◆ **Problem statement**
For the entries that follow, tally the lines holding the string "RADCLIFFE". Give the total and nothing else.

Records of document pages:
┄┄┄┄┄┄┄┄┄┄┄┄┄┄┄┄┄┄┄┄
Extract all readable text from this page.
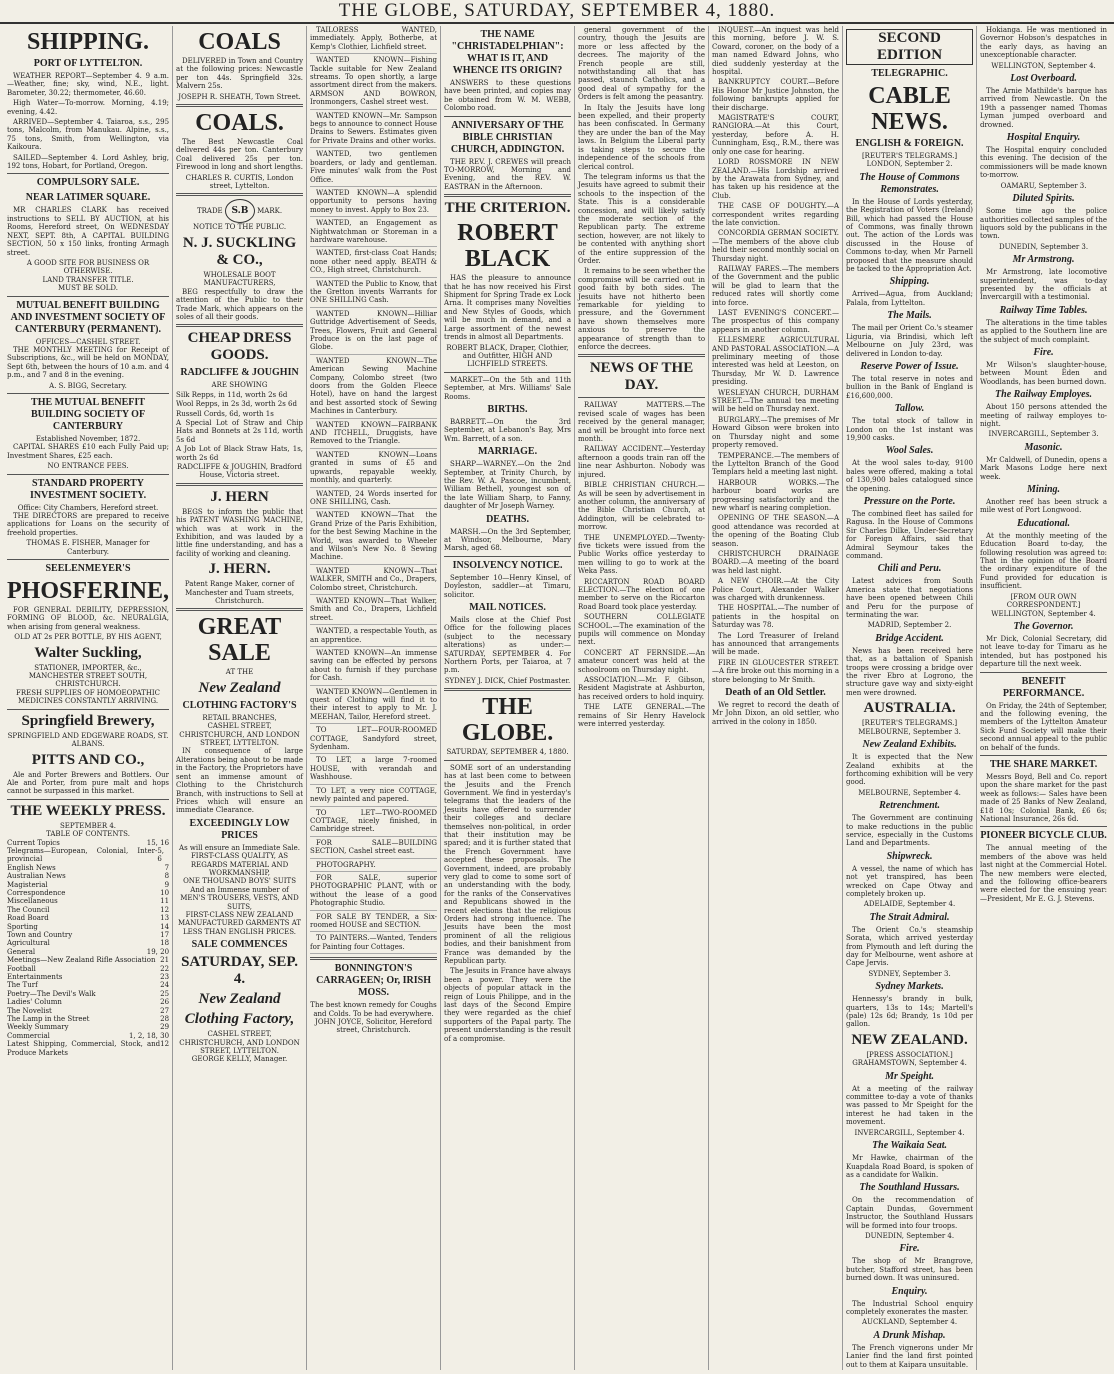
THE GLOBE, SATURDAY, SEPTEMBER 4, 1880.
SHIPPING.
PORT OF LYTTELTON.

WEATHER REPORT—September 4. 9 a.m.—Weather, fine; sky, wind, N.E., light. Barometer, 30.22; thermometer, 46.60.

High Water—To-morrow. Morning, 4.19; evening, 4.42.

ARRIVED—September 4. Taiaroa, s.s., 295 tons, Malcolm, from Manukau. Alpine, s.s., 75 tons, Smith, from Wellington, via Kaikoura.

SAILED—September 4. Lord Ashley, brig, 192 tons, Hobart, for Portland, Oregon.

COMPULSORY SALE.
NEAR LATIMER SQUARE.

MR CHARLES CLARK has received instructions to SELL BY AUCTION, at his Rooms, Hereford street, On WEDNESDAY NEXT, SEPT. 8th, A CAPITAL BUILDING SECTION, 50 x 150 links, fronting Armagh street.

A GOOD SITE FOR BUSINESS OR OTHERWISE.
LAND TRANSFER TITLE.
MUST BE SOLD.
MUTUAL BENEFIT BUILDING AND INVESTMENT SOCIETY OF CANTERBURY (PERMANENT).
OFFICES—CASHEL STREET.

THE MONTHLY MEETING for Receipt of Subscriptions, &c., will be held on MONDAY, Sept 6th, between the hours of 10 a.m. and 4 p.m., and 7 and 8 in the evening.

A. S. BIGG, Secretary.
THE MUTUAL BENEFIT BUILDING SOCIETY OF CANTERBURY
Established November, 1872.

CAPITAL SHARES £10 each Fully Paid up; Investment Shares, £25 each.

NO ENTRANCE FEES.
STANDARD PROPERTY INVESTMENT SOCIETY.
Office: City Chambers, Hereford street.

THE DIRECTORS are prepared to receive applications for Loans on the security of freehold properties.

THOMAS E. FISHER, Manager for Canterbury.
SEELENMEYER'S
PHOSFERINE,

FOR GENERAL DEBILITY, DEPRESSION, FORMING OF BLOOD, &c. NEURALGIA, when arising from general weakness.

OLD AT 2s PER BOTTLE, BY HIS AGENT,
Walter Suckling,
STATIONER, IMPORTER, &c., MANCHESTER STREET SOUTH, CHRISTCHURCH.
FRESH SUPPLIES OF HOMOEOPATHIC MEDICINES CONSTANTLY ARRIVING.
Springfield Brewery,
SPRINGFIELD AND EDGEWARE ROADS, ST. ALBANS.
PITTS AND CO.,

Ale and Porter Brewers and Bottlers. Our Ale and Porter, from pure malt and hops cannot be surpassed in this market.

THE WEEKLY PRESS.
SEPTEMBER 4.
TABLE OF CONTENTS.
Current Topics	15, 16
Telegrams—European, Colonial, Inter-provincial
5, 6
English News	7
Australian News	8
Magisterial	9
Correspondence	10
Miscellaneous	11
The Council	12
Road Board	13
Sporting	14
Town and Country	17
Agricultural	18
General	19, 20
Meetings—New Zealand Rifle Association 21
Football	22
Entertainments	23
The Turf	24
Poetry—The Devil's Walk	25
Ladies' Column	26
The Novelist	27
The Lamp in the Street	28
Weekly Summary	29
Commercial	1, 2, 18, 30
Latest Shipping, Commercial, Stock, and Produce Markets
12
COALS

DELIVERED in Town and Country at the following prices: Newcastle per ton 44s. Springfield 32s. Malvern 25s.

JOSEPH R. SHEATH, Town Street.
COALS.

The Best Newcastle Coal delivered 44s per ton. Canterbury Coal delivered 25s per ton. Firewood in long and short lengths.

CHARLES R. CURTIS, London street, Lyttelton.
TRADE S.B MARK.
NOTICE TO THE PUBLIC.
N. J. SUCKLING & CO.,
WHOLESALE BOOT MANUFACTURERS,

BEG respectfully to draw the attention of the Public to their Trade Mark, which appears on the soles of all their goods.

CHEAP DRESS GOODS.
RADCLIFFE & JOUGHIN
ARE SHOWING
Silk Repps, in 11d, worth 2s 6d
Wool Repps, in 2s 3d, worth 2s 6d
Russell Cords, 6d, worth 1s
A Special Lot of Straw and Chip Hats and Bonnets at 2s 11d, worth 5s 6d
A Job Lot of Black Straw Hats, 1s, worth 2s 6d
RADCLIFFE & JOUGHIN, Bradford House, Victoria street.
J. HERN

BEGS to inform the public that his PATENT WASHING MACHINE, which was at work in the Exhibition, and was lauded by a little fine understanding, and has a facility of working and cleaning.

J. HERN.
Patent Range Maker, corner of Manchester and Tuam streets, Christchurch.
GREAT SALE
AT THE
New Zealand
CLOTHING FACTORY'S
RETAIL BRANCHES,
CASHEL STREET, CHRISTCHURCH, AND LONDON STREET, LYTTELTON.

IN consequence of large Alterations being about to be made in the Factory, the Proprietors have sent an immense amount of Clothing to the Christchurch Branch, with instructions to Sell at Prices which will ensure an immediate Clearance.

EXCEEDINGLY LOW PRICES
As will ensure an Immediate Sale.
FIRST-CLASS QUALITY, AS REGARDS MATERIAL AND WORKMANSHIP,
ONE THOUSAND BOYS' SUITS
And an Immense number of
MEN'S TROUSERS, VESTS, AND SUITS,
FIRST-CLASS NEW ZEALAND MANUFACTURED GARMENTS AT LESS THAN ENGLISH PRICES.
SALE COMMENCES
SATURDAY, SEP. 4.
New Zealand
Clothing Factory,
CASHEL STREET, CHRISTCHURCH, AND LONDON STREET, LYTTELTON.
GEORGE KELLY, Manager.

TAILORESS WANTED, immediately. Apply, Botherbe, at Kemp's Clothier, Lichfield street.

WANTED KNOWN—Fishing Tackle suitable for New Zealand streams. To open shortly, a large assortment direct from the makers. ARMSON AND BOWRON, Ironmongers, Cashel street west.

WANTED KNOWN—Mr. Sampson begs to announce to connect House Drains to Sewers. Estimates given for Private Drains and other works.

WANTED, two gentlemen boarders, or lady and gentleman. Five minutes' walk from the Post Office.

WANTED KNOWN—A splendid opportunity to persons having money to invest. Apply to Box 23.

WANTED, an Engagement as Nightwatchman or Storeman in a hardware warehouse.

WANTED, first-class Coat Hands; none other need apply. BEATH & CO., High street, Christchurch.

WANTED the Public to Know, that the Gretton invents Warrants for ONE SHILLING Cash.

WANTED KNOWN—Hilliar Guttridge Advertisement of Seeds, Trees, Flowers, Fruit and General Produce is on the last page of Globe.

WANTED KNOWN—The American Sewing Machine Company, Colombo street (two doors from the Golden Fleece Hotel), have on hand the largest and best assorted stock of Sewing Machines in Canterbury.

WANTED KNOWN—FAIRBANK AND ITCHELL, Druggists, have Removed to the Triangle.

WANTED KNOWN—Loans granted in sums of £5 and upwards, repayable weekly, monthly, and quarterly.

WANTED, 24 Words inserted for ONE SHILLING, Cash.

WANTED KNOWN—That the Grand Prize of the Paris Exhibition, for the best Sewing Machine in the World, was awarded to Wheeler and Wilson's New No. 8 Sewing Machine.

WANTED KNOWN—That WALKER, SMITH and Co., Drapers, Colombo street, Christchurch.

WANTED KNOWN—That Walker, Smith and Co., Drapers, Lichfield street.

WANTED, a respectable Youth, as an apprentice.

WANTED KNOWN—An immense saving can be effected by persons about to furnish if they purchase for Cash.

WANTED KNOWN—Gentlemen in quest of Clothing will find it to their interest to apply to Mr. J. MEEHAN, Tailor, Hereford street.

TO LET—FOUR-ROOMED COTTAGE, Sandyford street, Sydenham.

TO LET, a large 7-roomed HOUSE, with verandah and Washhouse.

TO LET, a very nice COTTAGE, newly painted and papered.

TO LET—TWO-ROOMED COTTAGE, nicely finished, in Cambridge street.

FOR SALE—BUILDING SECTION, Cashel street east.

PHOTOGRAPHY.

FOR SALE, superior PHOTOGRAPHIC PLANT, with or without the lease of a good Photographic Studio.

FOR SALE BY TENDER, a Six-roomed HOUSE and SECTION.

TO PAINTERS.—Wanted, Tenders for Painting four Cottages.

BONNINGTON'S CARRAGEEN; Or, IRISH MOSS.
The best known remedy for Coughs and Colds. To be had everywhere.
JOHN JOYCE, Solicitor, Hereford street, Christchurch.
THE NAME "CHRISTADELPHIAN": WHAT IS IT, AND WHENCE ITS ORIGIN?

ANSWERS to these questions have been printed, and copies may be obtained from W. M. WEBB, Colombo road.

ANNIVERSARY OF THE BIBLE CHRISTIAN CHURCH, ADDINGTON.

THE REV. J. CREWES will preach TO-MORROW, Morning and Evening, and the REV. W. EASTRAN in the Afternoon.

THE CRITERION.
ROBERT BLACK

HAS the pleasure to announce that he has now received his First Shipment for Spring Trade ex Lock Arna. It comprises many Novelties and New Styles of Goods, which will be much in demand, and a Large assortment of the newest trends in almost all Departments.

ROBERT BLACK, Draper, Clothier, and Outfitter, HIGH AND LICHFIELD STREETS.

MARKET—On the 5th and 11th September, at Mrs. Williams' Sale Rooms.

BIRTHS.

BARRETT.—On the 3rd September, at Lebanon's Bay, Mrs Wm. Barrett, of a son.

MARRIAGE.

SHARP—WARNEY.—On the 2nd September, at Trinity Church, by the Rev. W. A. Pascoe, incumbent, William Bethell, youngest son of the late William Sharp, to Fanny, daughter of Mr Joseph Warney.

DEATHS.

MARSH.—On the 3rd September, at Windsor, Melbourne, Mary Marsh, aged 68.

INSOLVENCY NOTICE.

September 10—Henry Kinsel, of Doyleston, saddler—at Timaru, solicitor.

MAIL NOTICES.

Mails close at the Chief Post Office for the following places (subject to the necessary alterations) as under:— SATURDAY, SEPTEMBER 4. For Northern Ports, per Taiaroa, at 7 p.m.

SYDNEY J. DICK, Chief Postmaster.
THE GLOBE.
SATURDAY, SEPTEMBER 4, 1880.

SOME sort of an understanding has at last been come to between the Jesuits and the French Government. We find in yesterday's telegrams that the leaders of the Jesuits have offered to surrender their colleges and declare themselves non-political, in order that their institution may be spared; and it is further stated that the French Government have accepted these proposals. The Government, indeed, are probably very glad to come to some sort of an understanding with the body, for the ranks of the Conservatives and Republicans showed in the recent elections that the religious Orders had strong influence. The Jesuits have been the most prominent of all the religious bodies, and their banishment from France was demanded by the Republican party.

The Jesuits in France have always been a power. They were the objects of popular attack in the reign of Louis Philippe, and in the last days of the Second Empire they were regarded as the chief supporters of the Papal party. The present understanding is the result of a compromise.

general government of the country, though the Jesuits are more or less affected by the decrees. The majority of the French people are still, notwithstanding all that has passed, staunch Catholics, and a good deal of sympathy for the Orders is felt among the peasantry.

In Italy the Jesuits have long been expelled, and their property has been confiscated. In Germany they are under the ban of the May laws. In Belgium the Liberal party is taking steps to secure the independence of the schools from clerical control.

The telegram informs us that the Jesuits have agreed to submit their schools to the inspection of the State. This is a considerable concession, and will likely satisfy the moderate section of the Republican party. The extreme section, however, are not likely to be contented with anything short of the entire suppression of the Order.

It remains to be seen whether the compromise will be carried out in good faith by both sides. The Jesuits have not hitherto been remarkable for yielding to pressure, and the Government have shown themselves more anxious to preserve the appearance of strength than to enforce the decrees.

NEWS OF THE DAY.

RAILWAY MATTERS.—The revised scale of wages has been received by the general manager, and will be brought into force next month.

RAILWAY ACCIDENT.—Yesterday afternoon a goods train ran off the line near Ashburton. Nobody was injured.

BIBLE CHRISTIAN CHURCH.—As will be seen by advertisement in another column, the anniversary of the Bible Christian Church, at Addington, will be celebrated to-morrow.

THE UNEMPLOYED.—Twenty-five tickets were issued from the Public Works office yesterday to men willing to go to work at the Weka Pass.

RICCARTON ROAD BOARD ELECTION.—The election of one member to serve on the Riccarton Road Board took place yesterday.

SOUTHERN COLLEGIATE SCHOOL.—The examination of the pupils will commence on Monday next.

CONCERT AT FERNSIDE.—An amateur concert was held at the schoolroom on Thursday night.

ASSOCIATION.—Mr. F. Gibson, Resident Magistrate at Ashburton, has received orders to hold inquiry.

THE LATE GENERAL.—The remains of Sir Henry Havelock were interred yesterday.

INQUEST.—An inquest was held this morning, before J. W. S. Coward, coroner, on the body of a man named Edward Johns, who died suddenly yesterday at the hospital.

BANKRUPTCY COURT.—Before His Honor Mr Justice Johnston, the following bankrupts applied for their discharge.

MAGISTRATE'S COURT, RANGIORA.—At this Court, yesterday, before A. H. Cunningham, Esq., R.M., there was only one case for hearing.

LORD ROSSMORE IN NEW ZEALAND.—His Lordship arrived by the Arawata from Sydney, and has taken up his residence at the Club.

THE CASE OF DOUGHTY.—A correspondent writes regarding the late conviction.

CONCORDIA GERMAN SOCIETY.—The members of the above club held their second monthly social on Thursday night.

RAILWAY FARES.—The members of the Government and the public will be glad to learn that the reduced rates will shortly come into force.

LAST EVENING'S CONCERT.—The prospectus of this company appears in another column.

ELLESMERE AGRICULTURAL AND PASTORAL ASSOCIATION.—A preliminary meeting of those interested was held at Leeston, on Thursday, Mr W. D. Lawrence presiding.

WESLEYAN CHURCH, DURHAM STREET.—The annual tea meeting will be held on Thursday next.

BURGLARY.—The premises of Mr Howard Gibson were broken into on Thursday night and some property removed.

TEMPERANCE.—The members of the Lyttelton Branch of the Good Templars held a meeting last night.

HARBOUR WORKS.—The harbour board works are progressing satisfactorily and the new wharf is nearing completion.

OPENING OF THE SEASON.—A good attendance was recorded at the opening of the Boating Club season.

CHRISTCHURCH DRAINAGE BOARD.—A meeting of the board was held last night.

A NEW CHOIR.—At the City Police Court, Alexander Walker was charged with drunkenness.

THE HOSPITAL.—The number of patients in the hospital on Saturday was 78.

The Lord Treasurer of Ireland has announced that arrangements will be made.

FIRE IN GLOUCESTER STREET.—A fire broke out this morning in a store belonging to Mr Smith.

Death of an Old Settler.

We regret to record the death of Mr John Dixon, an old settler, who arrived in the colony in 1850.

SECOND EDITION
TELEGRAPHIC.
CABLE NEWS.
ENGLISH & FOREIGN.
[REUTER'S TELEGRAMS.]
LONDON, September 2.
The House of Commons Remonstrates.

In the House of Lords yesterday, the Registration of Voters (Ireland) Bill, which had passed the House of Commons, was finally thrown out. The action of the Lords was discussed in the House of Commons to-day, when Mr Parnell proposed that the measure should be tacked to the Appropriation Act.

Shipping.

Arrived—Agua, from Auckland; Palala, from Lyttelton.

The Mails.

The mail per Orient Co.'s steamer Liguria, via Brindisi, which left Melbourne on July 23rd, was delivered in London to-day.

Reserve Power of Issue.

The total reserve in notes and bullion in the Bank of England is £16,600,000.

Tallow.

The total stock of tallow in London on the 1st instant was 19,900 casks.

Wool Sales.

At the wool sales to-day, 9100 bales were offered, making a total of 130,900 bales catalogued since the opening.

Pressure on the Porte.

The combined fleet has sailed for Ragusa. In the House of Commons Sir Charles Dilke, Under-Secretary for Foreign Affairs, said that Admiral Seymour takes the command.

Chili and Peru.

Latest advices from South America state that negotiations have been opened between Chili and Peru for the purpose of terminating the war.

MADRID, September 2.
Bridge Accident.

News has been received here that, as a battalion of Spanish troops were crossing a bridge over the river Ebro at Logrono, the structure gave way and sixty-eight men were drowned.

AUSTRALIA.
[REUTER'S TELEGRAMS.]
MELBOURNE, September 3.
New Zealand Exhibits.

It is expected that the New Zealand exhibits at the forthcoming exhibition will be very good.

MELBOURNE, September 4.
Retrenchment.

The Government are continuing to make reductions in the public service, especially in the Customs Land and Departments.

Shipwreck.

A vessel, the name of which has not yet transpired, has been wrecked on Cape Otway and completely broken up.

ADELAIDE, September 4.
The Strait Admiral.

The Orient Co.'s steamship Sorata, which arrived yesterday from Plymouth and left during the day for Melbourne, went ashore at Cape Jervis.

SYDNEY, September 3.
Sydney Markets.

Hennessy's brandy in bulk, quarters, 13s to 14s; Martell's (pale) 12s 6d; Brandy, 1s 10d per gallon.

NEW ZEALAND.
[PRESS ASSOCIATION.]
GRAHAMSTOWN, September 4.
Mr Speight.

At a meeting of the railway committee to-day a vote of thanks was passed to Mr Speight for the interest he had taken in the movement.

INVERCARGILL, September 4.
The Waikaia Seat.

Mr Hawke, chairman of the Kuapdala Road Board, is spoken of as a candidate for Walkin.

The Southland Hussars.

On the recommendation of Captain Dundas, Government Instructor, the Southland Hussars will be formed into four troops.

DUNEDIN, September 4.
Fire.

The shop of Mr Brangrove, butcher, Stafford street, has been burned down. It was uninsured.

Enquiry.

The Industrial School enquiry completely exonerates the master.

AUCKLAND, September 4.
A Drunk Mishap.

The French vignerons under Mr Lanier find the land first pointed out to them at Kaipara unsuitable.

Hokianga. He was mentioned in Governor Hobson's despatches in the early days, as having an unexceptionable character.

WELLINGTON, September 4.
Lost Overboard.

The Arnie Mathilde's barque has arrived from Newcastle. On the 19th a passenger named Thomas Lyman jumped overboard and drowned.

Hospital Enquiry.

The Hospital enquiry concluded this evening. The decision of the commissioners will be made known to-morrow.

OAMARU, September 3.
Diluted Spirits.

Some time ago the police authorities collected samples of the liquors sold by the publicans in the town.

DUNEDIN, September 3.
Mr Armstrong.

Mr Armstrong, late locomotive superintendent, was to-day presented by the officials at Invercargill with a testimonial.

Railway Time Tables.

The alterations in the time tables as applied to the Southern line are the subject of much complaint.

Fire.

Mr Wilson's slaughter-house, between Mount Eden and Woodlands, has been burned down.

The Railway Employes.

About 150 persons attended the meeting of railway employes to-night.

INVERCARGILL, September 3.
Masonic.

Mr Caldwell, of Dunedin, opens a Mark Masons Lodge here next week.

Mining.

Another reef has been struck a mile west of Port Longwood.

Educational.

At the monthly meeting of the Education Board to-day, the following resolution was agreed to: That in the opinion of the Board the ordinary expenditure of the Fund provided for education is insufficient.

[FROM OUR OWN CORRESPONDENT.]
WELLINGTON, September 4.
The Governor.

Mr Dick, Colonial Secretary, did not leave to-day for Timaru as he intended, but has postponed his departure till the next week.

BENEFIT PERFORMANCE.

On Friday, the 24th of September, and the following evening, the members of the Lyttelton Amateur Sick Fund Society will make their second annual appeal to the public on behalf of the funds.

THE SHARE MARKET.

Messrs Boyd, Bell and Co. report upon the share market for the past week as follows:— Sales have been made of 25 Banks of New Zealand, £18 10s; Colonial Bank, £6 6s; National Insurance, 26s 6d.

PIONEER BICYCLE CLUB.

The annual meeting of the members of the above was held last night at the Commercial Hotel. The new members were elected, and the following office-bearers were elected for the ensuing year:—President, Mr E. G. J. Stevens.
┄┄┄┄┄┄┄┄┄┄┄┄┄┄┄┄┄┄┄┄
◆ **Answer section**
2